▶ Problem description
Find the string "that" in the records. Copy every line it appears in.

▶ Material to process
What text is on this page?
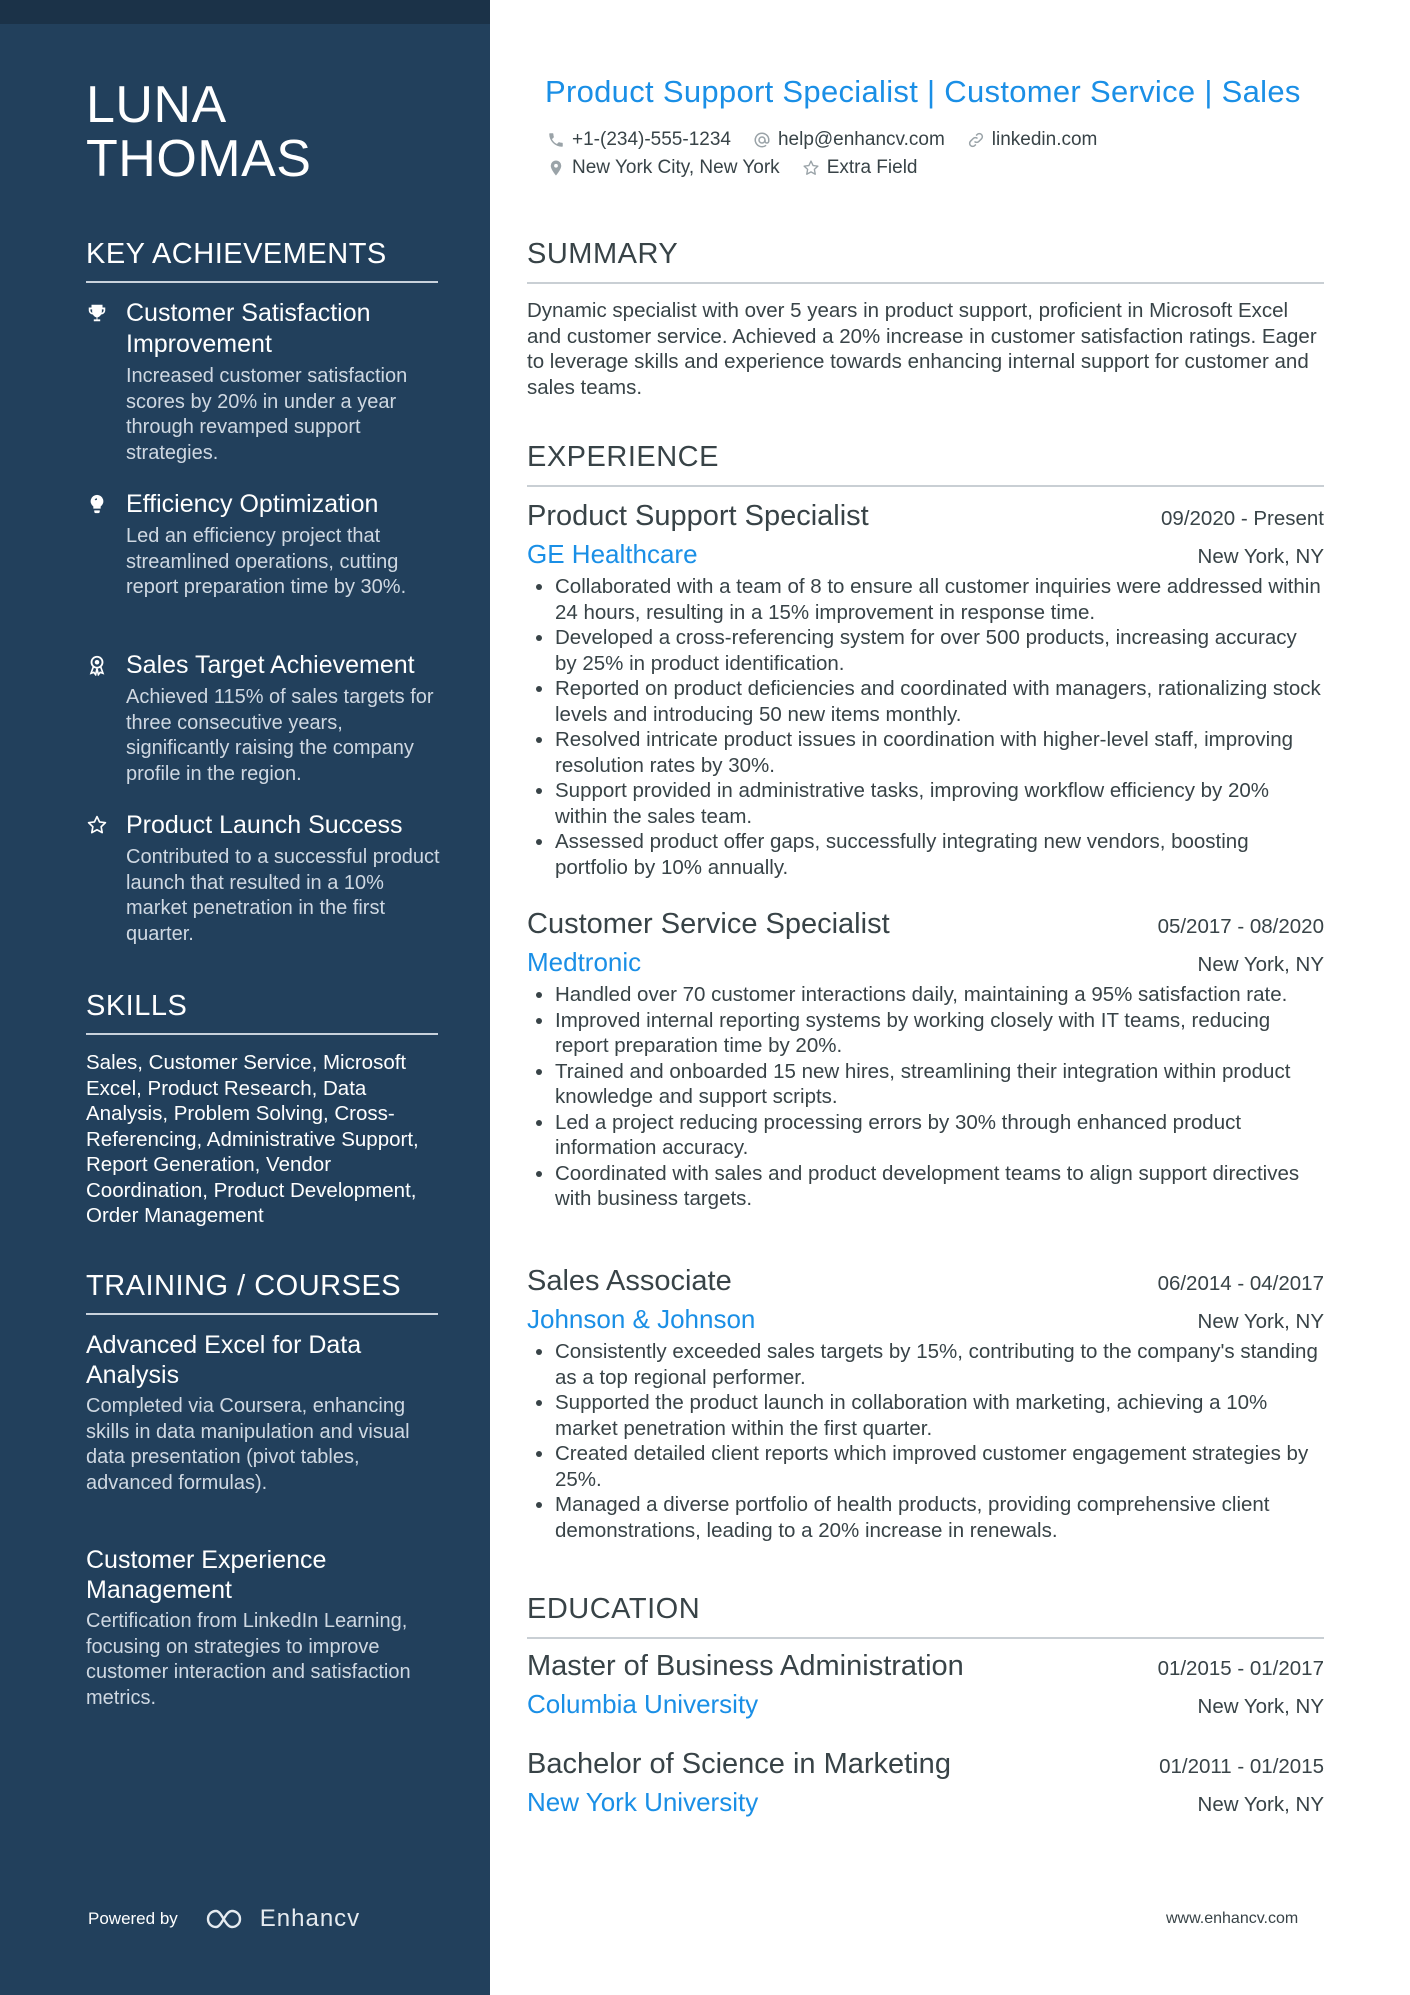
LUNA
THOMAS
KEY ACHIEVEMENTS
Customer Satisfaction Improvement
Increased customer satisfaction scores by 20% in under a year through revamped support strategies.
Efficiency Optimization
Led an efficiency project that streamlined operations, cutting report preparation time by 30%.
Sales Target Achievement
Achieved 115% of sales targets for three consecutive years, significantly raising the company profile in the region.
Product Launch Success
Contributed to a successful product launch that resulted in a 10% market penetration in the first quarter.
SKILLS
Sales, Customer Service, Microsoft Excel, Product Research, Data Analysis, Problem Solving, Cross-Referencing, Administrative Support, Report Generation, Vendor Coordination, Product Development, Order Management
TRAINING / COURSES
Advanced Excel for Data Analysis
Completed via Coursera, enhancing skills in data manipulation and visual data presentation (pivot tables, advanced formulas).
Customer Experience Management
Certification from LinkedIn Learning, focusing on strategies to improve customer interaction and satisfaction metrics.
Powered by	Enhancv
Product Support Specialist | Customer Service | Sales
+1-(234)-555-1234 help@enhancv.com linkedin.com
New York City, New York Extra Field
SUMMARY
Dynamic specialist with over 5 years in product support, proficient in Microsoft Excel and customer service. Achieved a 20% increase in customer satisfaction ratings. Eager to leverage skills and experience towards enhancing internal support for customer and sales teams.
EXPERIENCE
Product Support Specialist	09/2020 - Present
GE Healthcare	New York, NY
• Collaborated with a team of 8 to ensure all customer inquiries were addressed within 24 hours, resulting in a 15% improvement in response time.
• Developed a cross-referencing system for over 500 products, increasing accuracy by 25% in product identification.
• Reported on product deficiencies and coordinated with managers, rationalizing stock levels and introducing 50 new items monthly.
• Resolved intricate product issues in coordination with higher-level staff, improving resolution rates by 30%.
• Support provided in administrative tasks, improving workflow efficiency by 20% within the sales team.
• Assessed product offer gaps, successfully integrating new vendors, boosting portfolio by 10% annually.
Customer Service Specialist	05/2017 - 08/2020
Medtronic	New York, NY
• Handled over 70 customer interactions daily, maintaining a 95% satisfaction rate.
• Improved internal reporting systems by working closely with IT teams, reducing report preparation time by 20%.
• Trained and onboarded 15 new hires, streamlining their integration within product knowledge and support scripts.
• Led a project reducing processing errors by 30% through enhanced product information accuracy.
• Coordinated with sales and product development teams to align support directives with business targets.
Sales Associate	06/2014 - 04/2017
Johnson & Johnson	New York, NY
• Consistently exceeded sales targets by 15%, contributing to the company's standing as a top regional performer.
• Supported the product launch in collaboration with marketing, achieving a 10% market penetration within the first quarter.
• Created detailed client reports which improved customer engagement strategies by 25%.
• Managed a diverse portfolio of health products, providing comprehensive client demonstrations, leading to a 20% increase in renewals.
EDUCATION
Master of Business Administration	01/2015 - 01/2017
Columbia University	New York, NY
Bachelor of Science in Marketing	01/2011 - 01/2015
New York University	New York, NY
www.enhancv.com
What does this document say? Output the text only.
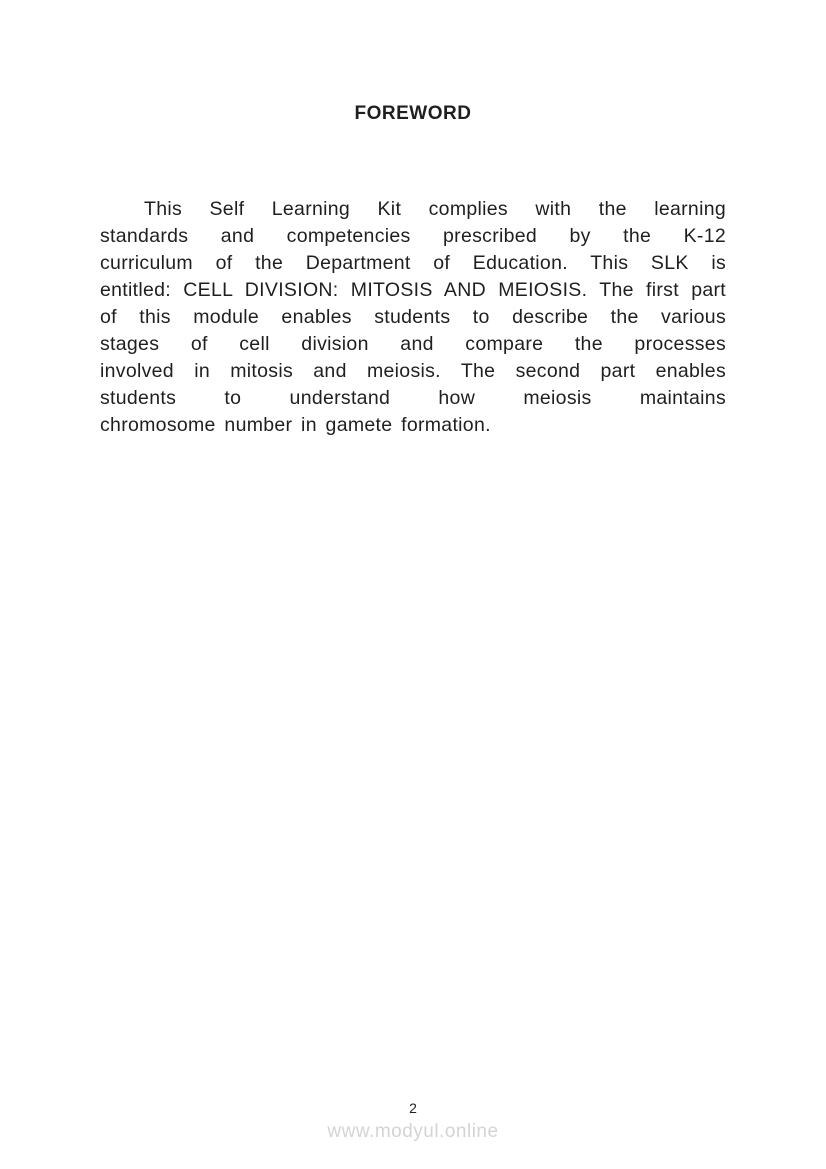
FOREWORD
This Self Learning Kit complies with the learning
standards and competencies prescribed by the K-12
curriculum of the Department of Education. This SLK is
entitled: CELL DIVISION: MITOSIS AND MEIOSIS. The first part
of this module enables students to describe the various
stages of cell division and compare the processes
involved in mitosis and meiosis. The second part enables
students to understand how meiosis maintains
chromosome number in gamete formation.
2
www.modyul.online
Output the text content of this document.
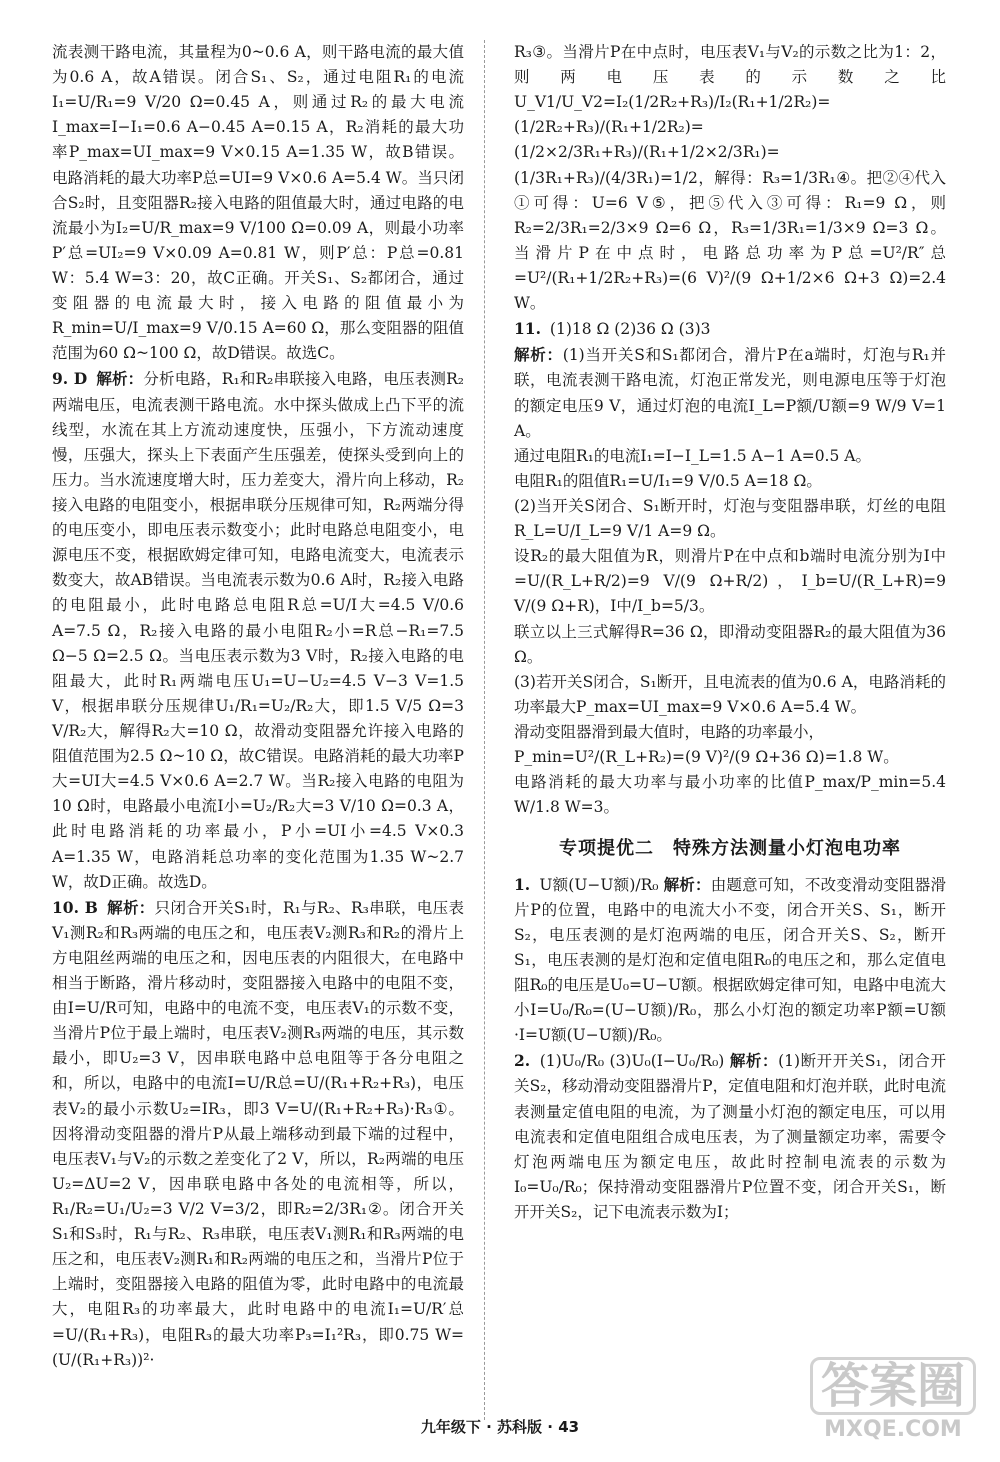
流表测干路电流，其量程为0~0.6 A，则干路电流的最大值为0.6 A，故A错误。闭合S₁、S₂，通过电阻R₁的电流I₁=U/R₁=9 V/20 Ω=0.45 A，则通过R₂的最大电流I_max=I−I₁=0.6 A−0.45 A=0.15 A，R₂消耗的最大功率P_max=UI_max=9 V×0.15 A=1.35 W，故B错误。电路消耗的最大功率P总=UI=9 V×0.6 A=5.4 W。当只闭合S₂时，且变阻器R₂接入电路的阻值最大时，通过电路的电流最小为I₂=U/R_max=9 V/100 Ω=0.09 A，则最小功率P′总=UI₂=9 V×0.09 A=0.81 W，则P′总：P总=0.81 W：5.4 W=3：20，故C正确。开关S₁、S₂都闭合，通过变阻器的电流最大时，接入电路的阻值最小为R_min=U/I_max=9 V/0.15 A=60 Ω，那么变阻器的阻值范围为60 Ω~100 Ω，故D错误。故选C。

9. D 解析：分析电路，R₁和R₂串联接入电路，电压表测R₂两端电压，电流表测干路电流。水中探头做成上凸下平的流线型，水流在其上方流动速度快，压强小，下方流动速度慢，压强大，探头上下表面产生压强差，使探头受到向上的压力。当水流速度增大时，压力差变大，滑片向上移动，R₂接入电路的电阻变小，根据串联分压规律可知，R₂两端分得的电压变小，即电压表示数变小；此时电路总电阻变小，电源电压不变，根据欧姆定律可知，电路电流变大，电流表示数变大，故AB错误。当电流表示数为0.6 A时，R₂接入电路的电阻最小，此时电路总电阻R总=U/I大=4.5 V/0.6 A=7.5 Ω，R₂接入电路的最小电阻R₂小=R总−R₁=7.5 Ω−5 Ω=2.5 Ω。当电压表示数为3 V时，R₂接入电路的电阻最大，此时R₁两端电压U₁=U−U₂=4.5 V−3 V=1.5 V，根据串联分压规律U₁/R₁=U₂/R₂大，即1.5 V/5 Ω=3 V/R₂大，解得R₂大=10 Ω，故滑动变阻器允许接入电路的阻值范围为2.5 Ω~10 Ω，故C错误。电路消耗的最大功率P大=UI大=4.5 V×0.6 A=2.7 W。当R₂接入电路的电阻为10 Ω时，电路最小电流I小=U₂/R₂大=3 V/10 Ω=0.3 A，此时电路消耗的功率最小，P小=UI小=4.5 V×0.3 A=1.35 W，电路消耗总功率的变化范围为1.35 W~2.7 W，故D正确。故选D。
10. B 解析：只闭合开关S₁时，R₁与R₂、R₃串联，电压表V₁测R₂和R₃两端的电压之和，电压表V₂测R₃和R₂的滑片上方电阻丝两端的电压之和，因电压表的内阻很大，在电路中相当于断路，滑片移动时，变阻器接入电路中的电阻不变，由I=U/R可知，电路中的电流不变，电压表V₁的示数不变，当滑片P位于最上端时，电压表V₂测R₃两端的电压，其示数最小，即U₂=3 V，因串联电路中总电阻等于各分电阻之和，所以，电路中的电流I=U/R总=U/(R₁+R₂+R₃)，电压表V₂的最小示数U₂=IR₃，即3 V=U/(R₁+R₂+R₃)·R₃①。因将滑动变阻器的滑片P从最上端移动到最下端的过程中，电压表V₁与V₂的示数之差变化了2 V，所以，R₂两端的电压U₂=ΔU=2 V，因串联电路中各处的电流相等，所以，R₁/R₂=U₁/U₂=3 V/2 V=3/2，即R₂=2/3R₁②。闭合开关S₁和S₃时，R₁与R₂、R₃串联，电压表V₁测R₁和R₃两端的电压之和，电压表V₂测R₁和R₂两端的电压之和，当滑片P位于上端时，变阻器接入电路的阻值为零，此时电路中的电流最大，电阻R₃的功率最大，此时电路中的电流I₁=U/R′总=U/(R₁+R₃)，电阻R₃的最大功率P₃=I₁²R₃，即0.75 W=(U/(R₁+R₃))²·

R₃③。当滑片P在中点时，电压表V₁与V₂的示数之比为1：2，则两电压表的示数之比U_V1/U_V2=I₂(1/2R₂+R₃)/I₂(R₁+1/2R₂)=(1/2R₂+R₃)/(R₁+1/2R₂)=(1/2×2/3R₁+R₃)/(R₁+1/2×2/3R₁)=(1/3R₁+R₃)/(4/3R₁)=1/2，解得：R₃=1/3R₁④。把②④代入①可得：U=6 V⑤，把⑤代入③可得：R₁=9 Ω，则R₂=2/3R₁=2/3×9 Ω=6 Ω，R₃=1/3R₁=1/3×9 Ω=3 Ω。当滑片P在中点时，电路总功率为P总=U²/R″总=U²/(R₁+1/2R₂+R₃)=(6 V)²/(9 Ω+1/2×6 Ω+3 Ω)=2.4 W。

11. (1)18 Ω (2)36 Ω (3)3
解析：(1)当开关S和S₁都闭合，滑片P在a端时，灯泡与R₁并联，电流表测干路电流，灯泡正常发光，则电源电压等于灯泡的额定电压9 V，通过灯泡的电流I_L=P额/U额=9 W/9 V=1 A。
通过电阻R₁的电流I₁=I−I_L=1.5 A−1 A=0.5 A。
电阻R₁的阻值R₁=U/I₁=9 V/0.5 A=18 Ω。
(2)当开关S闭合、S₁断开时，灯泡与变阻器串联，灯丝的电阻R_L=U/I_L=9 V/1 A=9 Ω。
设R₂的最大阻值为R，则滑片P在中点和b端时电流分别为I中=U/(R_L+R/2)=9 V/(9 Ω+R/2)，I_b=U/(R_L+R)=9 V/(9 Ω+R)，I中/I_b=5/3。
联立以上三式解得R=36 Ω，即滑动变阻器R₂的最大阻值为36 Ω。
(3)若开关S闭合，S₁断开，且电流表的值为0.6 A，电路消耗的功率最大P_max=UI_max=9 V×0.6 A=5.4 W。
滑动变阻器滑到最大值时，电路的功率最小，
P_min=U²/(R_L+R₂)=(9 V)²/(9 Ω+36 Ω)=1.8 W。
电路消耗的最大功率与最小功率的比值P_max/P_min=5.4 W/1.8 W=3。
专项提优二　特殊方法测量小灯泡电功率
1. U额(U−U额)/R₀ 解析：由题意可知，不改变滑动变阻器滑片P的位置，电路中的电流大小不变，闭合开关S、S₁，断开S₂，电压表测的是灯泡两端的电压，闭合开关S、S₂，断开S₁，电压表测的是灯泡和定值电阻R₀的电压之和，那么定值电阻R₀的电压是U₀=U−U额。根据欧姆定律可知，电路中电流大小I=U₀/R₀=(U−U额)/R₀，那么小灯泡的额定功率P额=U额·I=U额(U−U额)/R₀。
2. (1)U₀/R₀ (3)U₀(I−U₀/R₀) 解析：(1)断开开关S₁，闭合开关S₂，移动滑动变阻器滑片P，定值电阻和灯泡并联，此时电流表测量定值电阻的电流，为了测量小灯泡的额定电压，可以用电流表和定值电阻组合成电压表，为了测量额定功率，需要令灯泡两端电压为额定电压，故此时控制电流表的示数为I₀=U₀/R₀；保持滑动变阻器滑片P位置不变，闭合开关S₁，断开开关S₂，记下电流表示数为I；
九年级下 · 苏科版 · 43
答案圈
MXQE.COM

▶ Worked solution
Led an efficiency project that streamlined operations, cutting report preparation time by 30%.
Contributed to a successful product launch that resulted in a 10% market penetration in the first quarter.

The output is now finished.